> **STATED PROBLEM**:
Reproduce all of the data word for word.

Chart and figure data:
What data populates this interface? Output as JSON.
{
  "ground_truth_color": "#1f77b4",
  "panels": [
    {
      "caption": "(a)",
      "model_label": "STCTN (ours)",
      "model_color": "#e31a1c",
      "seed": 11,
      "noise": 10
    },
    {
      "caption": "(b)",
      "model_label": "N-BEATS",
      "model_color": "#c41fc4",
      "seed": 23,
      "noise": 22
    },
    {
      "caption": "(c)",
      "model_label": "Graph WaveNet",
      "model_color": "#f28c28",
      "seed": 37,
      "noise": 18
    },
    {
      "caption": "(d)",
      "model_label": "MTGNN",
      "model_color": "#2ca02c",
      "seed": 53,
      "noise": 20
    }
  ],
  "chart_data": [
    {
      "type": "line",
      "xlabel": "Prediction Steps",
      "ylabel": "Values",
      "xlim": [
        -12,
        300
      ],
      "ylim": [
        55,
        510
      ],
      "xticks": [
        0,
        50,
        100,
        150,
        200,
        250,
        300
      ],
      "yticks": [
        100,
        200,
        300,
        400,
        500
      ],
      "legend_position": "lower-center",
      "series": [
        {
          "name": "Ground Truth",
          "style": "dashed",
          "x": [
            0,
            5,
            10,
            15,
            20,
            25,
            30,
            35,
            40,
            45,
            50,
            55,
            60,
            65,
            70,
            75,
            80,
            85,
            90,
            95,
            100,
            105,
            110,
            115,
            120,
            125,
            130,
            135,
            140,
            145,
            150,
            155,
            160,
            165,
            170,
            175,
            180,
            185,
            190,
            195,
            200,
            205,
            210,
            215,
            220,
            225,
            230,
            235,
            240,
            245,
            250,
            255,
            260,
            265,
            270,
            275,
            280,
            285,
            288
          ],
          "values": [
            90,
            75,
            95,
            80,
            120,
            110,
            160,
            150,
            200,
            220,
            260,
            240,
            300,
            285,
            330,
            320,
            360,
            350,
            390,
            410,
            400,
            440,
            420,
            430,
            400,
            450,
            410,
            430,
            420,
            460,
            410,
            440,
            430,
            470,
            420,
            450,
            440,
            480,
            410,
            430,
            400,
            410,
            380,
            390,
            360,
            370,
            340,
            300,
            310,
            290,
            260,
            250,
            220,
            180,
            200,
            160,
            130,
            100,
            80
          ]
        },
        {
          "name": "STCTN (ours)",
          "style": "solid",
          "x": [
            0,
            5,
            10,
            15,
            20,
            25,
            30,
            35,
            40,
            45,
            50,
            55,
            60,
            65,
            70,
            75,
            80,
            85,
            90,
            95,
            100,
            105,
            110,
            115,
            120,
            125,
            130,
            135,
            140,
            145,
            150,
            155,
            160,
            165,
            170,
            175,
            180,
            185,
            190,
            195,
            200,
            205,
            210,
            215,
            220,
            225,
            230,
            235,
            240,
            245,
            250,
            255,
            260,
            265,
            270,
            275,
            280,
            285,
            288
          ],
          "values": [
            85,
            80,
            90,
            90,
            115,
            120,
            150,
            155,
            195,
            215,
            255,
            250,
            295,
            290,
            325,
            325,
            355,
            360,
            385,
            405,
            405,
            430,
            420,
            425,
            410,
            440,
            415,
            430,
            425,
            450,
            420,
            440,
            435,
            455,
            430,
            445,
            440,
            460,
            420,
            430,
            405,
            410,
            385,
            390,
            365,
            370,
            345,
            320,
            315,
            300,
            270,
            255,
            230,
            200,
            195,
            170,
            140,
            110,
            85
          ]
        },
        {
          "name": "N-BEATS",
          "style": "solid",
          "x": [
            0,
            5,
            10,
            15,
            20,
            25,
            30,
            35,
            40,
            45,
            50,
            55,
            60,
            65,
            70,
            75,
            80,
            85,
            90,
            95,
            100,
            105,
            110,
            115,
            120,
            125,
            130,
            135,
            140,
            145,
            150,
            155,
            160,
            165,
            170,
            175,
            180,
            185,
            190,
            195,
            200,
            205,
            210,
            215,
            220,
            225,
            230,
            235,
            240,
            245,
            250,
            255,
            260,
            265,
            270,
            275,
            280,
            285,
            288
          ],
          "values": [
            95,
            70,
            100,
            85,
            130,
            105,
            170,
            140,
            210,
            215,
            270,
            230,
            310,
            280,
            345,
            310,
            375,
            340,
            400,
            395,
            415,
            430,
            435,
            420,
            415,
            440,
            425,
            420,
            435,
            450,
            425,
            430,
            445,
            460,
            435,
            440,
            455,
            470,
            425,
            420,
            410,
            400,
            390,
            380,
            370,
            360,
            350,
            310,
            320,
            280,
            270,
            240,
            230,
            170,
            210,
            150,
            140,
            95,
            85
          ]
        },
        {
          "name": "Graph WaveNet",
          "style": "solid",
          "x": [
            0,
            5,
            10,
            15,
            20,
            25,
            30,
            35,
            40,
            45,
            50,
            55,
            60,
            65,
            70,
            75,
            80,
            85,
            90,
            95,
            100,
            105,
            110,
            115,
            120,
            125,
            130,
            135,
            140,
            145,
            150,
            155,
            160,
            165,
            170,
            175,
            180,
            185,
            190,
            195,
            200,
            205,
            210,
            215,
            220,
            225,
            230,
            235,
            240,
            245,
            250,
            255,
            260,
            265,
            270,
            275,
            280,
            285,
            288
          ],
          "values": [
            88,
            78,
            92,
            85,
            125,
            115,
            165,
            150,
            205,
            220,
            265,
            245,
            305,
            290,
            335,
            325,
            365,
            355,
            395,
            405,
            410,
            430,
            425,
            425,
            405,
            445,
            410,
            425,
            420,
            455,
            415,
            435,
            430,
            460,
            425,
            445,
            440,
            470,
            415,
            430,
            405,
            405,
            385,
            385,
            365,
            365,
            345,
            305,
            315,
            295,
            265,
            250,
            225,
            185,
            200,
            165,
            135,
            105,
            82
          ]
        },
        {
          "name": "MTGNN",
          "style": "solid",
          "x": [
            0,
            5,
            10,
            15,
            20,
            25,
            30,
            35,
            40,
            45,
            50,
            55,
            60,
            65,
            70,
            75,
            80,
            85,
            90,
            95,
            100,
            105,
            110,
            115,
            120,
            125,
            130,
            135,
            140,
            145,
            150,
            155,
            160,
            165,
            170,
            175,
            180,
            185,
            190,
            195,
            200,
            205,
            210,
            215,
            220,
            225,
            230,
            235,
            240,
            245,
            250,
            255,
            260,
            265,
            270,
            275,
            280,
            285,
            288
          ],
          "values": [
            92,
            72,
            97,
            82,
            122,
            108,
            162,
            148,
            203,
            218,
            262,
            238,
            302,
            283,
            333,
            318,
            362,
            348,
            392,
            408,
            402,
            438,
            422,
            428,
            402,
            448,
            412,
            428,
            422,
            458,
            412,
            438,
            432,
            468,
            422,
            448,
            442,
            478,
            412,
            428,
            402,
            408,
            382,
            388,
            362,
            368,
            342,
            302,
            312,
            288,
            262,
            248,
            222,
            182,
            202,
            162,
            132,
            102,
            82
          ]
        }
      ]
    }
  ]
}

> **THE OUTPUT**:
What data populates this interface? Output as JSON.
{
  "ground_truth_color": "#1f77b4",
  "panels": [
    {
      "caption": "(a)",
      "model_label": "STCTN (ours)",
      "model_color": "#e31a1c",
      "seed": 11,
      "noise": 10
    },
    {
      "caption": "(b)",
      "model_label": "N-BEATS",
      "model_color": "#c41fc4",
      "seed": 23,
      "noise": 22
    },
    {
      "caption": "(c)",
      "model_label": "Graph WaveNet",
      "model_color": "#f28c28",
      "seed": 37,
      "noise": 18
    },
    {
      "caption": "(d)",
      "model_label": "MTGNN",
      "model_color": "#2ca02c",
      "seed": 53,
      "noise": 20
    }
  ],
  "chart_data": [
    {
      "type": "line",
      "xlabel": "Prediction Steps",
      "ylabel": "Values",
      "xlim": [
        -12,
        300
      ],
      "ylim": [
        55,
        510
      ],
      "xticks": [
        0,
        50,
        100,
        150,
        200,
        250,
        300
      ],
      "yticks": [
        100,
        200,
        300,
        400,
        500
      ],
      "legend_position": "lower-center",
      "series": [
        {
          "name": "Ground Truth",
          "style": "dashed",
          "x": [
            0,
            5,
            10,
            15,
            20,
            25,
            30,
            35,
            40,
            45,
            50,
            55,
            60,
            65,
            70,
            75,
            80,
            85,
            90,
            95,
            100,
            105,
            110,
            115,
            120,
            125,
            130,
            135,
            140,
            145,
            150,
            155,
            160,
            165,
            170,
            175,
            180,
            185,
            190,
            195,
            200,
            205,
            210,
            215,
            220,
            225,
            230,
            235,
            240,
            245,
            250,
            255,
            260,
            265,
            270,
            275,
            280,
            285,
            288
          ],
          "values": [
            90,
            75,
            95,
            80,
            120,
            110,
            160,
            150,
            200,
            220,
            260,
            240,
            300,
            285,
            330,
            320,
            360,
            350,
            390,
            410,
            400,
            440,
            420,
            430,
            400,
            450,
            410,
            430,
            420,
            460,
            410,
            440,
            430,
            470,
            420,
            450,
            440,
            480,
            410,
            430,
            400,
            410,
            380,
            390,
            360,
            370,
            340,
            300,
            310,
            290,
            260,
            250,
            220,
            180,
            200,
            160,
            130,
            100,
            80
          ]
        },
        {
          "name": "STCTN (ours)",
          "style": "solid",
          "x": [
            0,
            5,
            10,
            15,
            20,
            25,
            30,
            35,
            40,
            45,
            50,
            55,
            60,
            65,
            70,
            75,
            80,
            85,
            90,
            95,
            100,
            105,
            110,
            115,
            120,
            125,
            130,
            135,
            140,
            145,
            150,
            155,
            160,
            165,
            170,
            175,
            180,
            185,
            190,
            195,
            200,
            205,
            210,
            215,
            220,
            225,
            230,
            235,
            240,
            245,
            250,
            255,
            260,
            265,
            270,
            275,
            280,
            285,
            288
          ],
          "values": [
            85,
            80,
            90,
            90,
            115,
            120,
            150,
            155,
            195,
            215,
            255,
            250,
            295,
            290,
            325,
            325,
            355,
            360,
            385,
            405,
            405,
            430,
            420,
            425,
            410,
            440,
            415,
            430,
            425,
            450,
            420,
            440,
            435,
            455,
            430,
            445,
            440,
            460,
            420,
            430,
            405,
            410,
            385,
            390,
            365,
            370,
            345,
            320,
            315,
            300,
            270,
            255,
            230,
            200,
            195,
            170,
            140,
            110,
            85
          ]
        },
        {
          "name": "N-BEATS",
          "style": "solid",
          "x": [
            0,
            5,
            10,
            15,
            20,
            25,
            30,
            35,
            40,
            45,
            50,
            55,
            60,
            65,
            70,
            75,
            80,
            85,
            90,
            95,
            100,
            105,
            110,
            115,
            120,
            125,
            130,
            135,
            140,
            145,
            150,
            155,
            160,
            165,
            170,
            175,
            180,
            185,
            190,
            195,
            200,
            205,
            210,
            215,
            220,
            225,
            230,
            235,
            240,
            245,
            250,
            255,
            260,
            265,
            270,
            275,
            280,
            285,
            288
          ],
          "values": [
            95,
            70,
            100,
            85,
            130,
            105,
            170,
            140,
            210,
            215,
            270,
            230,
            310,
            280,
            345,
            310,
            375,
            340,
            400,
            395,
            415,
            430,
            435,
            420,
            415,
            440,
            425,
            420,
            435,
            450,
            425,
            430,
            445,
            460,
            435,
            440,
            455,
            470,
            425,
            420,
            410,
            400,
            390,
            380,
            370,
            360,
            350,
            310,
            320,
            280,
            270,
            240,
            230,
            170,
            210,
            150,
            140,
            95,
            85
          ]
        },
        {
          "name": "Graph WaveNet",
          "style": "solid",
          "x": [
            0,
            5,
            10,
            15,
            20,
            25,
            30,
            35,
            40,
            45,
            50,
            55,
            60,
            65,
            70,
            75,
            80,
            85,
            90,
            95,
            100,
            105,
            110,
            115,
            120,
            125,
            130,
            135,
            140,
            145,
            150,
            155,
            160,
            165,
            170,
            175,
            180,
            185,
            190,
            195,
            200,
            205,
            210,
            215,
            220,
            225,
            230,
            235,
            240,
            245,
            250,
            255,
            260,
            265,
            270,
            275,
            280,
            285,
            288
          ],
          "values": [
            88,
            78,
            92,
            85,
            125,
            115,
            165,
            150,
            205,
            220,
            265,
            245,
            305,
            290,
            335,
            325,
            365,
            355,
            395,
            405,
            410,
            430,
            425,
            425,
            405,
            445,
            410,
            425,
            420,
            455,
            415,
            435,
            430,
            460,
            425,
            445,
            440,
            470,
            415,
            430,
            405,
            405,
            385,
            385,
            365,
            365,
            345,
            305,
            315,
            295,
            265,
            250,
            225,
            185,
            200,
            165,
            135,
            105,
            82
          ]
        },
        {
          "name": "MTGNN",
          "style": "solid",
          "x": [
            0,
            5,
            10,
            15,
            20,
            25,
            30,
            35,
            40,
            45,
            50,
            55,
            60,
            65,
            70,
            75,
            80,
            85,
            90,
            95,
            100,
            105,
            110,
            115,
            120,
            125,
            130,
            135,
            140,
            145,
            150,
            155,
            160,
            165,
            170,
            175,
            180,
            185,
            190,
            195,
            200,
            205,
            210,
            215,
            220,
            225,
            230,
            235,
            240,
            245,
            250,
            255,
            260,
            265,
            270,
            275,
            280,
            285,
            288
          ],
          "values": [
            92,
            72,
            97,
            82,
            122,
            108,
            162,
            148,
            203,
            218,
            262,
            238,
            302,
            283,
            333,
            318,
            362,
            348,
            392,
            408,
            402,
            438,
            422,
            428,
            402,
            448,
            412,
            428,
            422,
            458,
            412,
            438,
            432,
            468,
            422,
            448,
            442,
            478,
            412,
            428,
            402,
            408,
            382,
            388,
            362,
            368,
            342,
            302,
            312,
            288,
            262,
            248,
            222,
            182,
            202,
            162,
            132,
            102,
            82
          ]
        }
      ]
    }
  ]
}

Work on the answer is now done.